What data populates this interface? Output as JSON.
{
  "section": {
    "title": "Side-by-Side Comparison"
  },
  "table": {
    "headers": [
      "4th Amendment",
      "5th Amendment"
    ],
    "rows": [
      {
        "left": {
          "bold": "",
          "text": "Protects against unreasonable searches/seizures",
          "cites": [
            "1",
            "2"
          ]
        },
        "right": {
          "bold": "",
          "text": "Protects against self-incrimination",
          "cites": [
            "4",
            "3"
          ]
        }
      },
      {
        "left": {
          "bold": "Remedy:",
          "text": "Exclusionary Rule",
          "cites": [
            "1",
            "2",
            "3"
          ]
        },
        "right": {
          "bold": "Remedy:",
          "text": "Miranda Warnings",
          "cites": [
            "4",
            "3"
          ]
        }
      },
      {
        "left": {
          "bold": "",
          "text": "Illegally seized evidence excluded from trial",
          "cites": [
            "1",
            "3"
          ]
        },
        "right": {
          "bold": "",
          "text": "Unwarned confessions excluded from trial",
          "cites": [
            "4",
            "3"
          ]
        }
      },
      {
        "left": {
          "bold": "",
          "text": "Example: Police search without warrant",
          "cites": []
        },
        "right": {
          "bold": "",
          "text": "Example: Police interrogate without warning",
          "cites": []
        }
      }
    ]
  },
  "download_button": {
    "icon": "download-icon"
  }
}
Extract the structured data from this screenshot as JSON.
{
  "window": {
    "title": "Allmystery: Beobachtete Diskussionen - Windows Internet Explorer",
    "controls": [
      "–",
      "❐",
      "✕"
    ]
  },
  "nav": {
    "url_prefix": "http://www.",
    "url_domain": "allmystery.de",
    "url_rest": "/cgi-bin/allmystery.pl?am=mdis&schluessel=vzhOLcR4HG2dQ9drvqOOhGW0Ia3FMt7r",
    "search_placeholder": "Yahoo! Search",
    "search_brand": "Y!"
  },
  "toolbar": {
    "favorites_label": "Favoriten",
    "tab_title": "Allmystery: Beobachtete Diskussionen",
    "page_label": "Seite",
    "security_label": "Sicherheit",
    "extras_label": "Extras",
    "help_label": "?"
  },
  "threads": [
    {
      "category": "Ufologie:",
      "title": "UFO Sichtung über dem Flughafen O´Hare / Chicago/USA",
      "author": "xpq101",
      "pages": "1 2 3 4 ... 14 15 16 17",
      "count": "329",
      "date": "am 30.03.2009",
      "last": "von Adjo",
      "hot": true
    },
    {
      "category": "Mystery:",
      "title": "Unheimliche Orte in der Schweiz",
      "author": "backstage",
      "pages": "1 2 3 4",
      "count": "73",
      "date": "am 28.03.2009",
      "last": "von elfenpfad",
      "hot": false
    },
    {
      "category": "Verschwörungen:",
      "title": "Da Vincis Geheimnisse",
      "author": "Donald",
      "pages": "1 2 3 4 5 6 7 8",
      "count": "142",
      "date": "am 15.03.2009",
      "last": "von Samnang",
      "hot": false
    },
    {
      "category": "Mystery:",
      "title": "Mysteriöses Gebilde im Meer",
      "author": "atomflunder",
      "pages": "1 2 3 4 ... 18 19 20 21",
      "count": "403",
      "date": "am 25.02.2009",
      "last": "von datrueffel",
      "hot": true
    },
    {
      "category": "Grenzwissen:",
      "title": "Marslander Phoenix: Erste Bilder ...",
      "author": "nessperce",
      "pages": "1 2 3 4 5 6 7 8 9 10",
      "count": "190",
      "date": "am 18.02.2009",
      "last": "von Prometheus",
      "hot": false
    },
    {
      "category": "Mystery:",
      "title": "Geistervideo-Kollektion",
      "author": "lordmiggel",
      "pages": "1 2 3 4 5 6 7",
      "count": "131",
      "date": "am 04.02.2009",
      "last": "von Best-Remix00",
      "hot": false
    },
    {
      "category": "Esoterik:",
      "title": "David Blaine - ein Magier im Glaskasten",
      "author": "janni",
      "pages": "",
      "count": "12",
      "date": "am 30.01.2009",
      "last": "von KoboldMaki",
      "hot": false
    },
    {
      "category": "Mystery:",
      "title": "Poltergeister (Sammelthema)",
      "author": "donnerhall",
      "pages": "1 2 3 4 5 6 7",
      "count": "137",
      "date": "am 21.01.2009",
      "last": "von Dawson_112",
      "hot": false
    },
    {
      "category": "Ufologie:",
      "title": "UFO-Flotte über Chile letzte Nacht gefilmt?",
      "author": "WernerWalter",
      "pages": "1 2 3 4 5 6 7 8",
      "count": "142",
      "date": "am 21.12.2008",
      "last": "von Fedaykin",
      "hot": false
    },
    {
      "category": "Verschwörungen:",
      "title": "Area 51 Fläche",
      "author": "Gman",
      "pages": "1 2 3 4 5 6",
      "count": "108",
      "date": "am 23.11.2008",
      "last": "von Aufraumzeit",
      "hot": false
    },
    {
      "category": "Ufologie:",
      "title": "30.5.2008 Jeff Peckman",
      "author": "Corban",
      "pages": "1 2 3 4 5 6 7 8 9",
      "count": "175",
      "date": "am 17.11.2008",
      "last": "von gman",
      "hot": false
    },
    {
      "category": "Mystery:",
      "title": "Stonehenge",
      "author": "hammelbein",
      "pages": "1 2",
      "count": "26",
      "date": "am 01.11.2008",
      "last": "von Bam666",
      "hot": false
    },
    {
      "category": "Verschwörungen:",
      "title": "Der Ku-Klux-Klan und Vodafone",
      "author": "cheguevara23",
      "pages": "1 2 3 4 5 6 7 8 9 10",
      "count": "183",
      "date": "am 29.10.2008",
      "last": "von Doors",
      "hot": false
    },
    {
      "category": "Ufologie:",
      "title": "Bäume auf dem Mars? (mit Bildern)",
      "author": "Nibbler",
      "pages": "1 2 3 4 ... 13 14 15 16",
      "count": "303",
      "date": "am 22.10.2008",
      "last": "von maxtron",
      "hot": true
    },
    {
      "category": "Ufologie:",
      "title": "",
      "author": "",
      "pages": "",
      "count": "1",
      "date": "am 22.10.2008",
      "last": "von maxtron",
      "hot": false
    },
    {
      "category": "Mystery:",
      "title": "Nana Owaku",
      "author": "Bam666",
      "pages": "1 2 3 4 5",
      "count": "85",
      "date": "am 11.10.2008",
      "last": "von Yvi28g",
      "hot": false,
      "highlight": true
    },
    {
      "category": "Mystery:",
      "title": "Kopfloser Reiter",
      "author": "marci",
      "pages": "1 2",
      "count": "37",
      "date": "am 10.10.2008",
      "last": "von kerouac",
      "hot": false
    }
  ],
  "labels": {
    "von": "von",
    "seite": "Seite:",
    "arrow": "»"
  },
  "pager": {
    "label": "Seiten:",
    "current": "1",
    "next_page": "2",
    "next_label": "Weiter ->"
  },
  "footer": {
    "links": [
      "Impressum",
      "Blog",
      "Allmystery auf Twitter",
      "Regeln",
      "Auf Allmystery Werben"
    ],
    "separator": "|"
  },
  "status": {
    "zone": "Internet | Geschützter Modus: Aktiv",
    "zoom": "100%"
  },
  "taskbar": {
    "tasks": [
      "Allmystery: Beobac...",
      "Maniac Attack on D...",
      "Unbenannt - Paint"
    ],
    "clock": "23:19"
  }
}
────────────────
- Given task
Emit the full listing verbatim.

- Exercise answer
What data populates this interface? Output as JSON.
{
  "section": {
    "title": "Side-by-Side Comparison"
  },
  "table": {
    "headers": [
      "4th Amendment",
      "5th Amendment"
    ],
    "rows": [
      {
        "left": {
          "bold": "",
          "text": "Protects against unreasonable searches/seizures",
          "cites": [
            "1",
            "2"
          ]
        },
        "right": {
          "bold": "",
          "text": "Protects against self-incrimination",
          "cites": [
            "4",
            "3"
          ]
        }
      },
      {
        "left": {
          "bold": "Remedy:",
          "text": "Exclusionary Rule",
          "cites": [
            "1",
            "2",
            "3"
          ]
        },
        "right": {
          "bold": "Remedy:",
          "text": "Miranda Warnings",
          "cites": [
            "4",
            "3"
          ]
        }
      },
      {
        "left": {
          "bold": "",
          "text": "Illegally seized evidence excluded from trial",
          "cites": [
            "1",
            "3"
          ]
        },
        "right": {
          "bold": "",
          "text": "Unwarned confessions excluded from trial",
          "cites": [
            "4",
            "3"
          ]
        }
      },
      {
        "left": {
          "bold": "",
          "text": "Example: Police search without warrant",
          "cites": []
        },
        "right": {
          "bold": "",
          "text": "Example: Police interrogate without warning",
          "cites": []
        }
      }
    ]
  },
  "download_button": {
    "icon": "download-icon"
  }
}
Extract the structured data from this screenshot as JSON.
{
  "window": {
    "title": "Allmystery: Beobachtete Diskussionen - Windows Internet Explorer",
    "controls": [
      "–",
      "❐",
      "✕"
    ]
  },
  "nav": {
    "url_prefix": "http://www.",
    "url_domain": "allmystery.de",
    "url_rest": "/cgi-bin/allmystery.pl?am=mdis&schluessel=vzhOLcR4HG2dQ9drvqOOhGW0Ia3FMt7r",
    "search_placeholder": "Yahoo! Search",
    "search_brand": "Y!"
  },
  "toolbar": {
    "favorites_label": "Favoriten",
    "tab_title": "Allmystery: Beobachtete Diskussionen",
    "page_label": "Seite",
    "security_label": "Sicherheit",
    "extras_label": "Extras",
    "help_label": "?"
  },
  "threads": [
    {
      "category": "Ufologie:",
      "title": "UFO Sichtung über dem Flughafen O´Hare / Chicago/USA",
      "author": "xpq101",
      "pages": "1 2 3 4 ... 14 15 16 17",
      "count": "329",
      "date": "am 30.03.2009",
      "last": "von Adjo",
      "hot": true
    },
    {
      "category": "Mystery:",
      "title": "Unheimliche Orte in der Schweiz",
      "author": "backstage",
      "pages": "1 2 3 4",
      "count": "73",
      "date": "am 28.03.2009",
      "last": "von elfenpfad",
      "hot": false
    },
    {
      "category": "Verschwörungen:",
      "title": "Da Vincis Geheimnisse",
      "author": "Donald",
      "pages": "1 2 3 4 5 6 7 8",
      "count": "142",
      "date": "am 15.03.2009",
      "last": "von Samnang",
      "hot": false
    },
    {
      "category": "Mystery:",
      "title": "Mysteriöses Gebilde im Meer",
      "author": "atomflunder",
      "pages": "1 2 3 4 ... 18 19 20 21",
      "count": "403",
      "date": "am 25.02.2009",
      "last": "von datrueffel",
      "hot": true
    },
    {
      "category": "Grenzwissen:",
      "title": "Marslander Phoenix: Erste Bilder ...",
      "author": "nessperce",
      "pages": "1 2 3 4 5 6 7 8 9 10",
      "count": "190",
      "date": "am 18.02.2009",
      "last": "von Prometheus",
      "hot": false
    },
    {
      "category": "Mystery:",
      "title": "Geistervideo-Kollektion",
      "author": "lordmiggel",
      "pages": "1 2 3 4 5 6 7",
      "count": "131",
      "date": "am 04.02.2009",
      "last": "von Best-Remix00",
      "hot": false
    },
    {
      "category": "Esoterik:",
      "title": "David Blaine - ein Magier im Glaskasten",
      "author": "janni",
      "pages": "",
      "count": "12",
      "date": "am 30.01.2009",
      "last": "von KoboldMaki",
      "hot": false
    },
    {
      "category": "Mystery:",
      "title": "Poltergeister (Sammelthema)",
      "author": "donnerhall",
      "pages": "1 2 3 4 5 6 7",
      "count": "137",
      "date": "am 21.01.2009",
      "last": "von Dawson_112",
      "hot": false
    },
    {
      "category": "Ufologie:",
      "title": "UFO-Flotte über Chile letzte Nacht gefilmt?",
      "author": "WernerWalter",
      "pages": "1 2 3 4 5 6 7 8",
      "count": "142",
      "date": "am 21.12.2008",
      "last": "von Fedaykin",
      "hot": false
    },
    {
      "category": "Verschwörungen:",
      "title": "Area 51 Fläche",
      "author": "Gman",
      "pages": "1 2 3 4 5 6",
      "count": "108",
      "date": "am 23.11.2008",
      "last": "von Aufraumzeit",
      "hot": false
    },
    {
      "category": "Ufologie:",
      "title": "30.5.2008 Jeff Peckman",
      "author": "Corban",
      "pages": "1 2 3 4 5 6 7 8 9",
      "count": "175",
      "date": "am 17.11.2008",
      "last": "von gman",
      "hot": false
    },
    {
      "category": "Mystery:",
      "title": "Stonehenge",
      "author": "hammelbein",
      "pages": "1 2",
      "count": "26",
      "date": "am 01.11.2008",
      "last": "von Bam666",
      "hot": false
    },
    {
      "category": "Verschwörungen:",
      "title": "Der Ku-Klux-Klan und Vodafone",
      "author": "cheguevara23",
      "pages": "1 2 3 4 5 6 7 8 9 10",
      "count": "183",
      "date": "am 29.10.2008",
      "last": "von Doors",
      "hot": false
    },
    {
      "category": "Ufologie:",
      "title": "Bäume auf dem Mars? (mit Bildern)",
      "author": "Nibbler",
      "pages": "1 2 3 4 ... 13 14 15 16",
      "count": "303",
      "date": "am 22.10.2008",
      "last": "von maxtron",
      "hot": true
    },
    {
      "category": "Ufologie:",
      "title": "",
      "author": "",
      "pages": "",
      "count": "1",
      "date": "am 22.10.2008",
      "last": "von maxtron",
      "hot": false
    },
    {
      "category": "Mystery:",
      "title": "Nana Owaku",
      "author": "Bam666",
      "pages": "1 2 3 4 5",
      "count": "85",
      "date": "am 11.10.2008",
      "last": "von Yvi28g",
      "hot": false,
      "highlight": true
    },
    {
      "category": "Mystery:",
      "title": "Kopfloser Reiter",
      "author": "marci",
      "pages": "1 2",
      "count": "37",
      "date": "am 10.10.2008",
      "last": "von kerouac",
      "hot": false
    }
  ],
  "labels": {
    "von": "von",
    "seite": "Seite:",
    "arrow": "»"
  },
  "pager": {
    "label": "Seiten:",
    "current": "1",
    "next_page": "2",
    "next_label": "Weiter ->"
  },
  "footer": {
    "links": [
      "Impressum",
      "Blog",
      "Allmystery auf Twitter",
      "Regeln",
      "Auf Allmystery Werben"
    ],
    "separator": "|"
  },
  "status": {
    "zone": "Internet | Geschützter Modus: Aktiv",
    "zoom": "100%"
  },
  "taskbar": {
    "tasks": [
      "Allmystery: Beobac...",
      "Maniac Attack on D...",
      "Unbenannt - Paint"
    ],
    "clock": "23:19"
  }
}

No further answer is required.